§ Challenge
Write the data out again exactly, dropping any images it holds.

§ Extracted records
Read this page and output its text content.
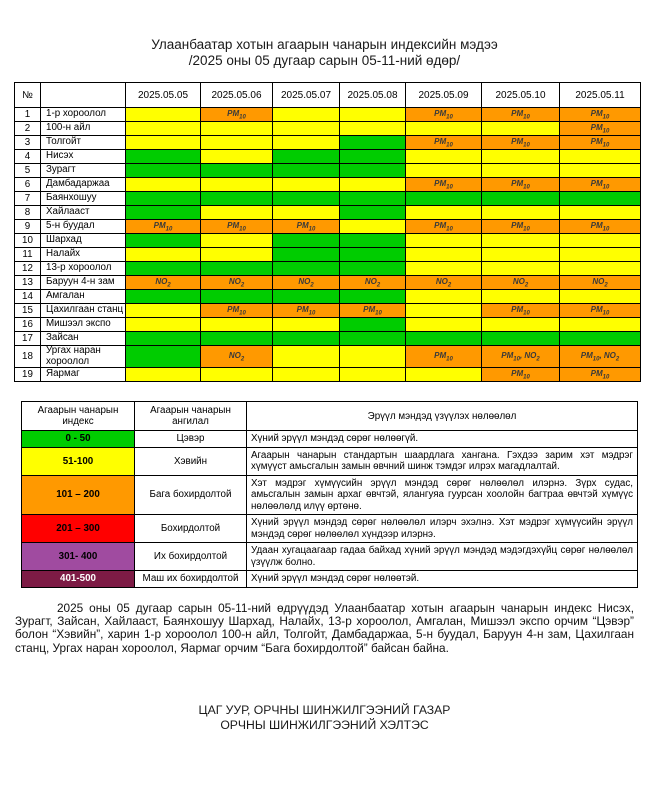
Улаанбаатар хотын агаарын чанарын индексийн мэдээ
/2025 оны 05 дугаар сарын 05-11-ний өдөр/
№		2025.05.05	2025.05.06	2025.05.07	2025.05.08	2025.05.09	2025.05.10	2025.05.11
1	1-р хороолол		$PM_{10}$			$PM_{10}$	$PM_{10}$	$PM_{10}$
2	100-н айл							$PM_{10}$
3	Толгойт					$PM_{10}$	$PM_{10}$	$PM_{10}$
4	Нисэх							
5	Зурагт							
6	Дамбадаржаа					$PM_{10}$	$PM_{10}$	$PM_{10}$
7	Баянхошуу							
8	Хайлааст							
9	5-н буудал	$PM_{10}$	$PM_{10}$	$PM_{10}$		$PM_{10}$	$PM_{10}$	$PM_{10}$
10	Шархад							
11	Налайх							
12	13-р хороолол							
13	Баруун 4-н зам	$NO_2$	$NO_2$	$NO_2$	$NO_2$	$NO_2$	$NO_2$	$NO_2$
14	Амгалан							
15	Цахилгаан станц		$PM_{10}$	$PM_{10}$	$PM_{10}$		$PM_{10}$	$PM_{10}$
16	Мишээл экспо							
17	Зайсан							
18	Ургах наран хороолол		$NO_2$			$PM_{10}$	$PM_{10}$, $NO_2$	$PM_{10}$, $NO_2$
19	Яармаг						$PM_{10}$	$PM_{10}$
Агаарын чанарын индекс	Агаарын чанарын ангилал	Эрүүл мэндэд үзүүлэх нөлөөлөл
0 - 50	Цэвэр	Хүний эрүүл мэндэд сөрөг нөлөөгүй.
51-100	Хэвийн	Агаарын чанарын стандартын шаардлага хангана. Гэхдээ зарим хэт мэдрэг хүмүүст амьсгалын замын өвчний шинж тэмдэг илрэх магадлалтай.
101 – 200	Бага бохирдолтой	Хэт мэдрэг хүмүүсийн эрүүл мэндэд сөрөг нөлөөлөл илэрнэ. Зүрх судас, амьсгалын замын архаг өвчтэй, ялангуяа гуурсан хоолойн багтраа өвчтэй хүмүүс нөлөөлөлд илүү өртөнө.
201 – 300	Бохирдолтой	Хүний эрүүл мэндэд сөрөг нөлөөлөл илэрч эхэлнэ. Хэт мэдрэг хүмүүсийн эрүүл мэндэд сөрөг нөлөөлөл хүндээр илэрнэ.
301- 400	Их бохирдолтой	Удаан хугацаагаар гадаа байхад хүний эрүүл мэндэд мэдэгдэхүйц сөрөг нөлөөлөл үзүүлж болно.
401-500	Маш их бохирдолтой	Хүний эрүүл мэндэд сөрөг нөлөөтэй.

2025 оны 05 дугаар сарын 05-11-ний өдрүүдэд Улаанбаатар хотын агаарын чанарын индекс Нисэх, Зурагт, Зайсан, Хайлааст, Баянхошуу Шархад, Налайх, 13-р хороолол, Амгалан, Мишээл экспо орчим “Цэвэр” болон “Хэвийн”, харин 1-р хороолол 100-н айл, Толгойт, Дамбадаржаа, 5-н буудал, Баруун 4-н зам, Цахилгаан станц, Ургах наран хороолол, Яармаг орчим “Бага бохирдолтой” байсан байна.

ЦАГ УУР, ОРЧНЫ ШИНЖИЛГЭЭНИЙ ГАЗАР
ОРЧНЫ ШИНЖИЛГЭЭНИЙ ХЭЛТЭС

§ Response to this exercise
Read this page and output its text content.
Улаанбаатар хотын агаарын чанарын индексийн мэдээ
/2025 оны 05 дугаар сарын 05-11-ний өдөр/
№		2025.05.05	2025.05.06	2025.05.07	2025.05.08	2025.05.09	2025.05.10	2025.05.11
1	1-р хороолол		$PM_{10}$			$PM_{10}$	$PM_{10}$	$PM_{10}$
2	100-н айл							$PM_{10}$
3	Толгойт					$PM_{10}$	$PM_{10}$	$PM_{10}$
4	Нисэх							
5	Зурагт							
6	Дамбадаржаа					$PM_{10}$	$PM_{10}$	$PM_{10}$
7	Баянхошуу							
8	Хайлааст							
9	5-н буудал	$PM_{10}$	$PM_{10}$	$PM_{10}$		$PM_{10}$	$PM_{10}$	$PM_{10}$
10	Шархад							
11	Налайх							
12	13-р хороолол							
13	Баруун 4-н зам	$NO_2$	$NO_2$	$NO_2$	$NO_2$	$NO_2$	$NO_2$	$NO_2$
14	Амгалан							
15	Цахилгаан станц		$PM_{10}$	$PM_{10}$	$PM_{10}$		$PM_{10}$	$PM_{10}$
16	Мишээл экспо							
17	Зайсан							
18	Ургах наран хороолол		$NO_2$			$PM_{10}$	$PM_{10}$, $NO_2$	$PM_{10}$, $NO_2$
19	Яармаг						$PM_{10}$	$PM_{10}$
Агаарын чанарын индекс	Агаарын чанарын ангилал	Эрүүл мэндэд үзүүлэх нөлөөлөл
0 - 50	Цэвэр	Хүний эрүүл мэндэд сөрөг нөлөөгүй.
51-100	Хэвийн	Агаарын чанарын стандартын шаардлага хангана. Гэхдээ зарим хэт мэдрэг хүмүүст амьсгалын замын өвчний шинж тэмдэг илрэх магадлалтай.
101 – 200	Бага бохирдолтой	Хэт мэдрэг хүмүүсийн эрүүл мэндэд сөрөг нөлөөлөл илэрнэ. Зүрх судас, амьсгалын замын архаг өвчтэй, ялангуяа гуурсан хоолойн багтраа өвчтэй хүмүүс нөлөөлөлд илүү өртөнө.
201 – 300	Бохирдолтой	Хүний эрүүл мэндэд сөрөг нөлөөлөл илэрч эхэлнэ. Хэт мэдрэг хүмүүсийн эрүүл мэндэд сөрөг нөлөөлөл хүндээр илэрнэ.
301- 400	Их бохирдолтой	Удаан хугацаагаар гадаа байхад хүний эрүүл мэндэд мэдэгдэхүйц сөрөг нөлөөлөл үзүүлж болно.
401-500	Маш их бохирдолтой	Хүний эрүүл мэндэд сөрөг нөлөөтэй.

2025 оны 05 дугаар сарын 05-11-ний өдрүүдэд Улаанбаатар хотын агаарын чанарын индекс Нисэх, Зурагт, Зайсан, Хайлааст, Баянхошуу Шархад, Налайх, 13-р хороолол, Амгалан, Мишээл экспо орчим “Цэвэр” болон “Хэвийн”, харин 1-р хороолол 100-н айл, Толгойт, Дамбадаржаа, 5-н буудал, Баруун 4-н зам, Цахилгаан станц, Ургах наран хороолол, Яармаг орчим “Бага бохирдолтой” байсан байна.

ЦАГ УУР, ОРЧНЫ ШИНЖИЛГЭЭНИЙ ГАЗАР
ОРЧНЫ ШИНЖИЛГЭЭНИЙ ХЭЛТЭС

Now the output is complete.